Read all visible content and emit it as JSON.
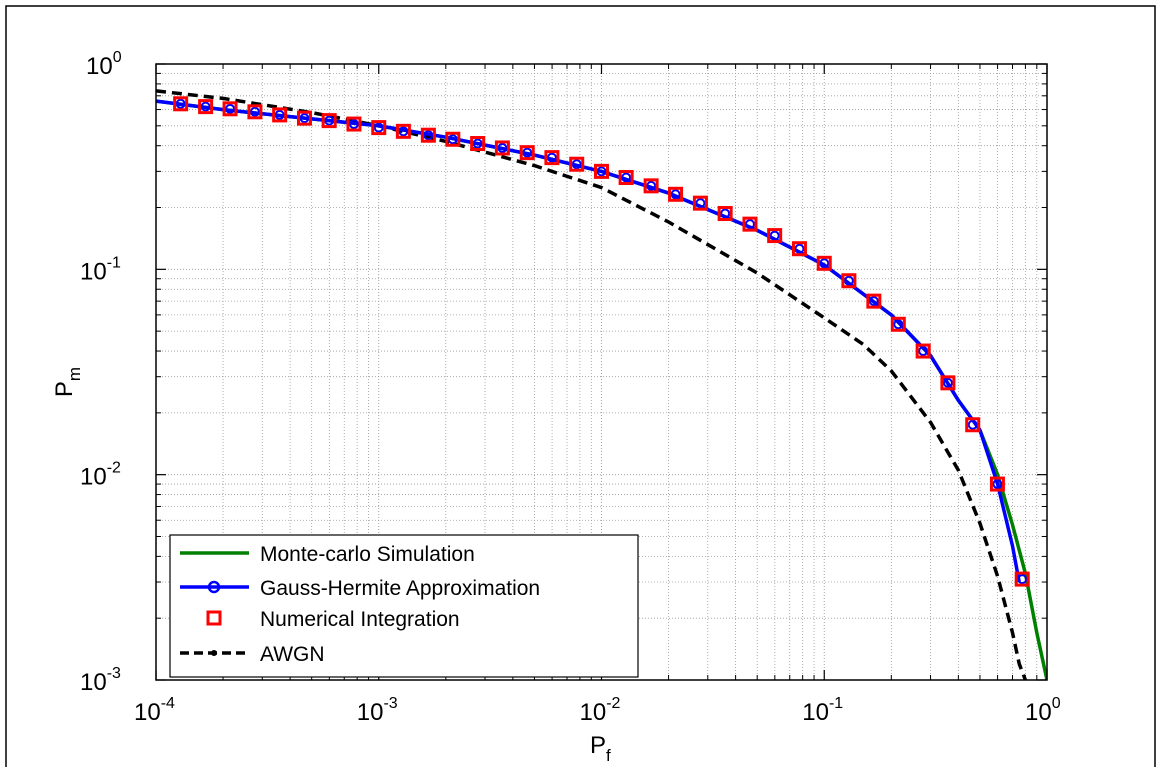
{
  "colors": {
    "monte_carlo": "#008000",
    "gauss_hermite": "#0000ff",
    "numerical": "#ff0000",
    "awgn": "#000000",
    "grid": "#9a9a9a",
    "background": "#ffffff"
  },
  "chart_data": {
    "type": "line",
    "title": "",
    "xlabel": "P",
    "xlabel_sub": "f",
    "ylabel": "P",
    "ylabel_sub": "m",
    "x_scale": "log",
    "y_scale": "log",
    "xlim": [
      0.0001,
      1
    ],
    "ylim": [
      0.001,
      1
    ],
    "grid": true,
    "minor_grid": true,
    "legend_position": "bottom-left",
    "x_ticks": [
      {
        "base": "10",
        "exp": "-4"
      },
      {
        "base": "10",
        "exp": "-3"
      },
      {
        "base": "10",
        "exp": "-2"
      },
      {
        "base": "10",
        "exp": "-1"
      },
      {
        "base": "10",
        "exp": "0"
      }
    ],
    "y_ticks": [
      {
        "base": "10",
        "exp": "0"
      },
      {
        "base": "10",
        "exp": "-1"
      },
      {
        "base": "10",
        "exp": "-2"
      },
      {
        "base": "10",
        "exp": "-3"
      }
    ],
    "series": [
      {
        "name": "Monte-carlo Simulation",
        "style": "solid",
        "color": "#008000",
        "marker": "none",
        "x": [
          0.0001,
          0.0002,
          0.0005,
          0.001,
          0.002,
          0.005,
          0.01,
          0.02,
          0.05,
          0.1,
          0.2,
          0.3,
          0.4,
          0.5,
          0.6,
          0.7,
          0.8,
          0.9,
          1.0
        ],
        "y": [
          0.66,
          0.6,
          0.54,
          0.5,
          0.44,
          0.36,
          0.3,
          0.235,
          0.155,
          0.105,
          0.06,
          0.038,
          0.023,
          0.0165,
          0.01,
          0.0057,
          0.0033,
          0.0017,
          0.001
        ]
      },
      {
        "name": "Gauss-Hermite Approximation",
        "style": "solid",
        "color": "#0000ff",
        "marker": "circle",
        "x": [
          0.0001,
          0.0002,
          0.0005,
          0.001,
          0.002,
          0.005,
          0.01,
          0.02,
          0.05,
          0.1,
          0.2,
          0.3,
          0.4,
          0.5,
          0.6,
          0.7,
          0.75
        ],
        "y": [
          0.66,
          0.6,
          0.54,
          0.5,
          0.44,
          0.36,
          0.3,
          0.235,
          0.155,
          0.105,
          0.06,
          0.038,
          0.023,
          0.0165,
          0.009,
          0.0045,
          0.003
        ]
      },
      {
        "name": "Numerical Integration",
        "style": "none",
        "color": "#ff0000",
        "marker": "square",
        "x": [
          0.000129,
          0.000167,
          0.000215,
          0.000278,
          0.000359,
          0.000464,
          0.000599,
          0.000774,
          0.001,
          0.00129,
          0.00167,
          0.00215,
          0.00278,
          0.00359,
          0.00464,
          0.00599,
          0.00774,
          0.01,
          0.0129,
          0.0167,
          0.0215,
          0.0278,
          0.0359,
          0.0464,
          0.0599,
          0.0774,
          0.1,
          0.129,
          0.167,
          0.215,
          0.278,
          0.359,
          0.464,
          0.599,
          0.774
        ],
        "y": [
          0.64,
          0.62,
          0.605,
          0.585,
          0.565,
          0.545,
          0.53,
          0.51,
          0.49,
          0.47,
          0.45,
          0.43,
          0.41,
          0.39,
          0.37,
          0.35,
          0.325,
          0.3,
          0.28,
          0.255,
          0.232,
          0.21,
          0.187,
          0.166,
          0.146,
          0.126,
          0.107,
          0.088,
          0.07,
          0.054,
          0.04,
          0.028,
          0.0175,
          0.009,
          0.0031
        ]
      },
      {
        "name": "AWGN",
        "style": "dashed",
        "color": "#000000",
        "marker": "dot",
        "x": [
          0.0001,
          0.0002,
          0.0005,
          0.001,
          0.002,
          0.005,
          0.01,
          0.02,
          0.05,
          0.1,
          0.15,
          0.2,
          0.3,
          0.4,
          0.5,
          0.6,
          0.7,
          0.75,
          0.8
        ],
        "y": [
          0.74,
          0.68,
          0.58,
          0.5,
          0.42,
          0.32,
          0.25,
          0.17,
          0.096,
          0.058,
          0.043,
          0.032,
          0.018,
          0.0105,
          0.0058,
          0.0032,
          0.0017,
          0.0012,
          0.001
        ]
      }
    ]
  }
}
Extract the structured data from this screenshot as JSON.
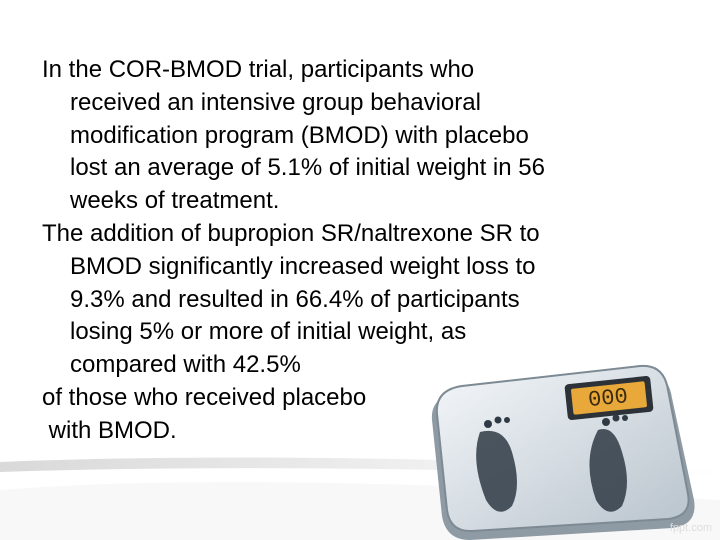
{
  "slide": {
    "paragraphs": [
      {
        "lines": [
          "In the COR-BMOD trial, participants who",
          "received an intensive group behavioral",
          "modification program (BMOD) with placebo",
          "lost an average of 5.1% of initial weight in 56",
          "weeks of treatment."
        ]
      },
      {
        "lines": [
          "The addition of bupropion SR/naltrexone SR to",
          "BMOD significantly increased weight loss to",
          "9.3% and resulted in 66.4% of participants",
          "losing 5% or more of initial weight, as",
          "compared with 42.5%"
        ]
      },
      {
        "lines": [
          "of those who received placebo",
          " with BMOD."
        ]
      }
    ],
    "watermark": "fppt.com"
  }
}
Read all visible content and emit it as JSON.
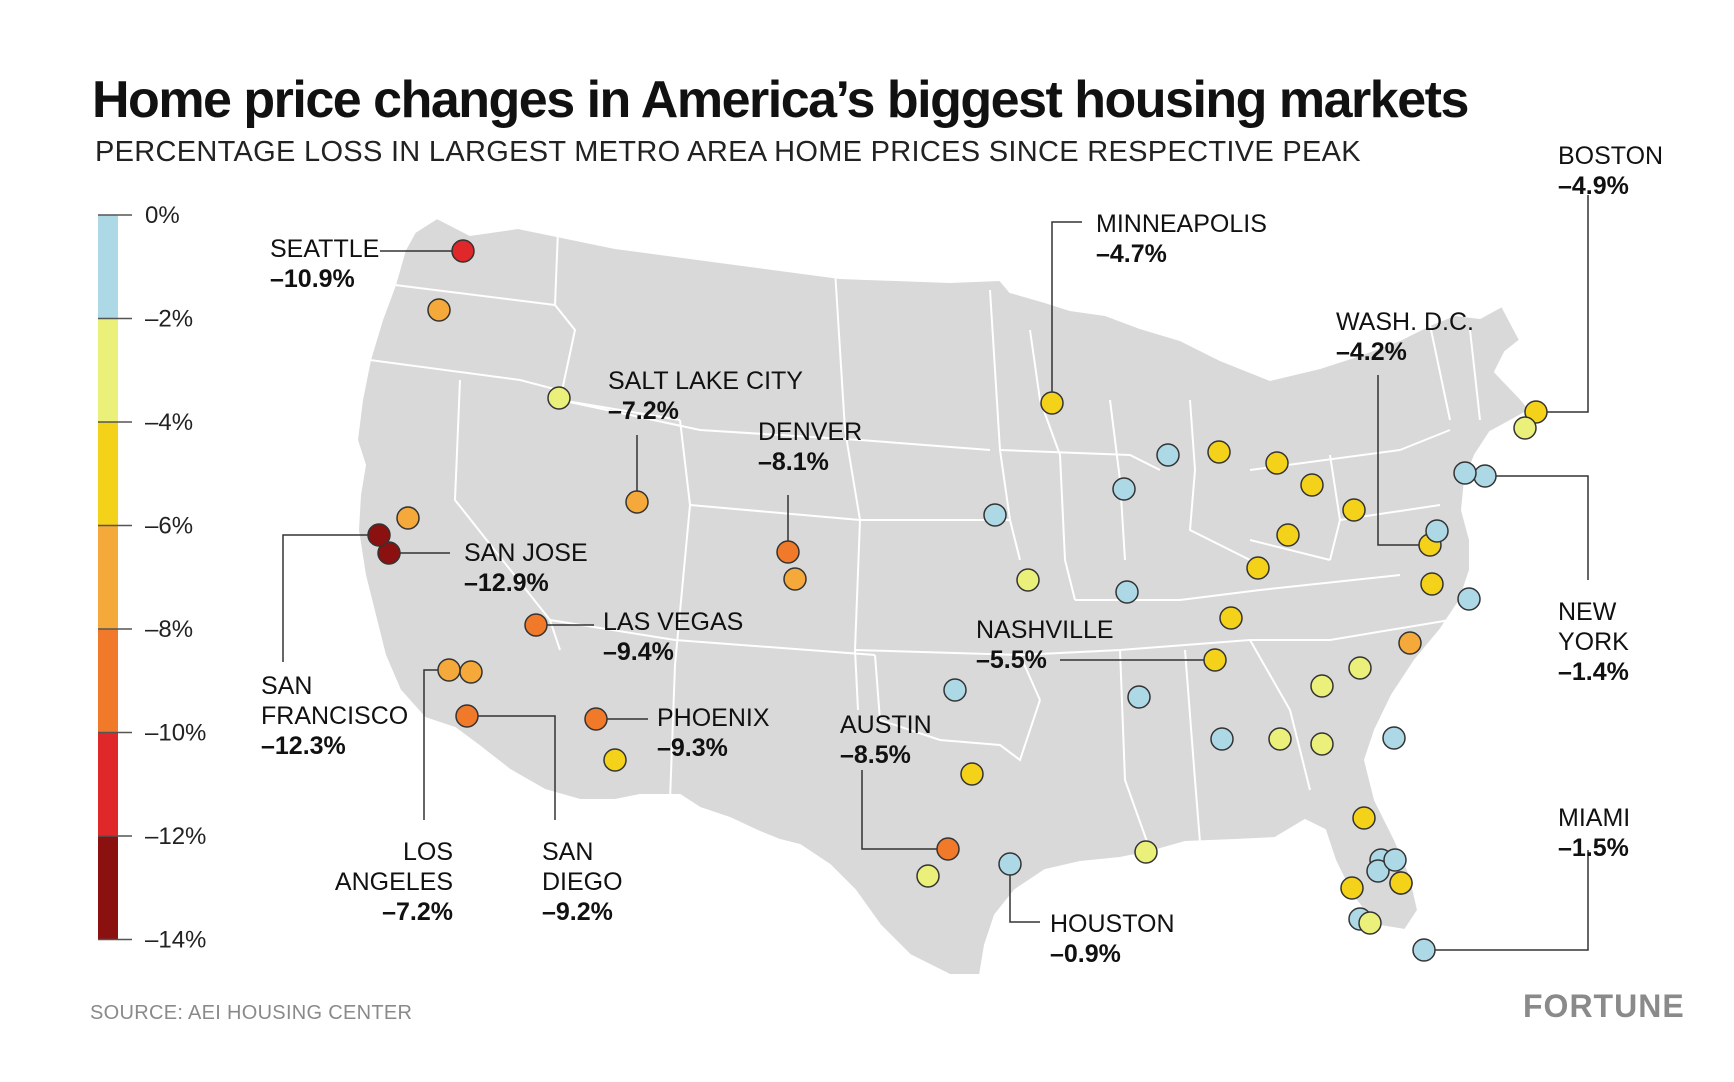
{
  "title": "Home price changes in America’s biggest housing markets",
  "subtitle": "PERCENTAGE LOSS IN LARGEST METRO AREA HOME PRICES SINCE RESPECTIVE PEAK",
  "source": "SOURCE: AEI HOUSING CENTER",
  "logo_text": "FORTUNE",
  "colors": {
    "land": "#d9d9d9",
    "borders": "#ffffff",
    "leader": "#333333",
    "scale": [
      "#add8e6",
      "#eaf07a",
      "#f5d21a",
      "#f4a93a",
      "#f07a2a",
      "#e0282a",
      "#8b1010"
    ]
  },
  "legend": {
    "ticks": [
      "0%",
      "–2%",
      "–4%",
      "–6%",
      "–8%",
      "–10%",
      "–12%",
      "–14%"
    ],
    "bands": [
      {
        "from": 0,
        "to": -2,
        "color": "#add8e6"
      },
      {
        "from": -2,
        "to": -4,
        "color": "#eaf07a"
      },
      {
        "from": -4,
        "to": -6,
        "color": "#f5d21a"
      },
      {
        "from": -6,
        "to": -8,
        "color": "#f4a93a"
      },
      {
        "from": -8,
        "to": -10,
        "color": "#f07a2a"
      },
      {
        "from": -10,
        "to": -12,
        "color": "#e0282a"
      },
      {
        "from": -12,
        "to": -14,
        "color": "#8b1010"
      }
    ]
  },
  "labeled_markets": [
    {
      "name": [
        "SEATTLE"
      ],
      "value": "–10.9%",
      "pct": -10.9
    },
    {
      "name": [
        "SAN JOSE"
      ],
      "value": "–12.9%",
      "pct": -12.9
    },
    {
      "name": [
        "SAN",
        "FRANCISCO"
      ],
      "value": "–12.3%",
      "pct": -12.3
    },
    {
      "name": [
        "LOS",
        "ANGELES"
      ],
      "value": "–7.2%",
      "pct": -7.2
    },
    {
      "name": [
        "SAN",
        "DIEGO"
      ],
      "value": "–9.2%",
      "pct": -9.2
    },
    {
      "name": [
        "LAS VEGAS"
      ],
      "value": "–9.4%",
      "pct": -9.4
    },
    {
      "name": [
        "PHOENIX"
      ],
      "value": "–9.3%",
      "pct": -9.3
    },
    {
      "name": [
        "SALT LAKE CITY"
      ],
      "value": "–7.2%",
      "pct": -7.2
    },
    {
      "name": [
        "DENVER"
      ],
      "value": "–8.1%",
      "pct": -8.1
    },
    {
      "name": [
        "AUSTIN"
      ],
      "value": "–8.5%",
      "pct": -8.5
    },
    {
      "name": [
        "HOUSTON"
      ],
      "value": "–0.9%",
      "pct": -0.9
    },
    {
      "name": [
        "NASHVILLE"
      ],
      "value": "–5.5%",
      "pct": -5.5
    },
    {
      "name": [
        "MINNEAPOLIS"
      ],
      "value": "–4.7%",
      "pct": -4.7
    },
    {
      "name": [
        "WASH. D.C."
      ],
      "value": "–4.2%",
      "pct": -4.2
    },
    {
      "name": [
        "BOSTON"
      ],
      "value": "–4.9%",
      "pct": -4.9
    },
    {
      "name": [
        "NEW",
        "YORK"
      ],
      "value": "–1.4%",
      "pct": -1.4
    },
    {
      "name": [
        "MIAMI"
      ],
      "value": "–1.5%",
      "pct": -1.5
    }
  ],
  "unlabeled_market_bands": [
    3,
    1,
    3,
    3,
    2,
    0,
    0,
    2,
    2,
    2,
    0,
    2,
    2,
    0,
    0,
    1,
    2,
    0,
    3,
    2,
    1,
    0,
    1,
    0,
    1,
    2,
    2,
    0,
    1,
    2,
    1,
    0,
    1,
    0,
    0,
    0,
    1,
    1,
    1,
    2,
    0,
    3,
    2,
    0
  ]
}
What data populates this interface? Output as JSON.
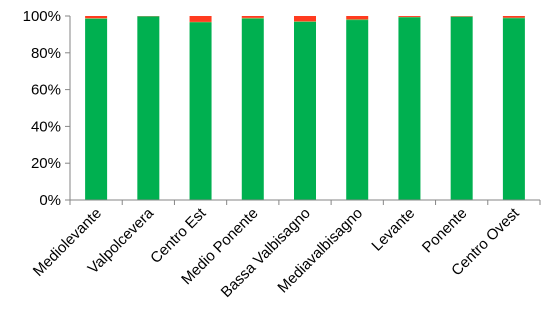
{
  "chart_data": {
    "type": "bar",
    "stacked": "percent",
    "categories": [
      "Mediolevante",
      "Valpolcevera",
      "Centro Est",
      "Medio Ponente",
      "Bassa Valbisagno",
      "Mediavalbisagno",
      "Levante",
      "Ponente",
      "Centro Ovest"
    ],
    "series": [
      {
        "color": "#00b050",
        "values": [
          98.5,
          99.8,
          96.5,
          98.5,
          96.8,
          97.8,
          99.3,
          99.6,
          98.8
        ]
      },
      {
        "color": "#70ad47",
        "values": [
          0.3,
          0.1,
          0.3,
          0.5,
          0.3,
          0.4,
          0.2,
          0.2,
          0.3
        ]
      },
      {
        "color": "#ff3b1f",
        "values": [
          1.2,
          0.1,
          3.2,
          1.0,
          2.9,
          1.8,
          0.5,
          0.2,
          0.9
        ]
      }
    ],
    "yticks": [
      "0%",
      "20%",
      "40%",
      "60%",
      "80%",
      "100%"
    ],
    "ylim": [
      0,
      100
    ],
    "grid": false,
    "legend": "none",
    "title": "",
    "xlabel": "",
    "ylabel": ""
  }
}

***

**AIM OF THE EXERCISE**: Give only the number of lines in the entries above that contain the string "this".

**WRITTEN RESPONSE**: 2